'''
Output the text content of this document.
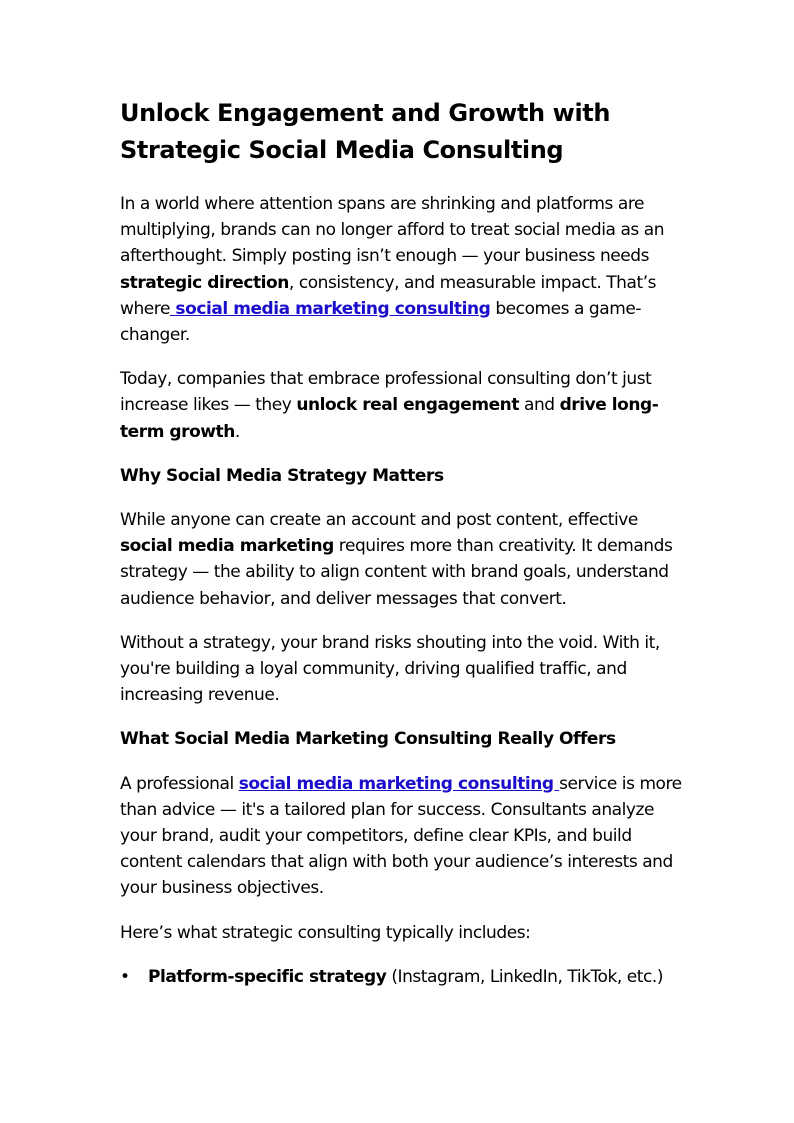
Unlock Engagement and Growth with Strategic Social Media Consulting

In a world where attention spans are shrinking and platforms are multiplying, brands can no longer afford to treat social media as an afterthought. Simply posting isn’t enough — your business needs strategic direction, consistency, and measurable impact. That’s where social media marketing consulting becomes a game-changer.

Today, companies that embrace professional consulting don’t just increase likes — they unlock real engagement and drive long-term growth.

Why Social Media Strategy Matters

While anyone can create an account and post content, effective social media marketing requires more than creativity. It demands strategy — the ability to align content with brand goals, understand audience behavior, and deliver messages that convert.

Without a strategy, your brand risks shouting into the void. With it, you're building a loyal community, driving qualified traffic, and increasing revenue.

What Social Media Marketing Consulting Really Offers

A professional social media marketing consulting service is more than advice — it's a tailored plan for success. Consultants analyze your brand, audit your competitors, define clear KPIs, and build content calendars that align with both your audience’s interests and your business objectives.

Here’s what strategic consulting typically includes:

• Platform-specific strategy (Instagram, LinkedIn, TikTok, etc.)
'''
◆ GIVEN REQUEST ◆
Copy every line of the data word for word, omitting the images.

◆ EXPECTED ANSWER ◆
Output the text content of this document.
Unlock Engagement and Growth with Strategic Social Media Consulting

In a world where attention spans are shrinking and platforms are multiplying, brands can no longer afford to treat social media as an afterthought. Simply posting isn’t enough — your business needs strategic direction, consistency, and measurable impact. That’s where social media marketing consulting becomes a game-changer.

Today, companies that embrace professional consulting don’t just increase likes — they unlock real engagement and drive long-term growth.

Why Social Media Strategy Matters

While anyone can create an account and post content, effective social media marketing requires more than creativity. It demands strategy — the ability to align content with brand goals, understand audience behavior, and deliver messages that convert.

Without a strategy, your brand risks shouting into the void. With it, you're building a loyal community, driving qualified traffic, and increasing revenue.

What Social Media Marketing Consulting Really Offers

A professional social media marketing consulting service is more than advice — it's a tailored plan for success. Consultants analyze your brand, audit your competitors, define clear KPIs, and build content calendars that align with both your audience’s interests and your business objectives.

Here’s what strategic consulting typically includes:

• Platform-specific strategy (Instagram, LinkedIn, TikTok, etc.)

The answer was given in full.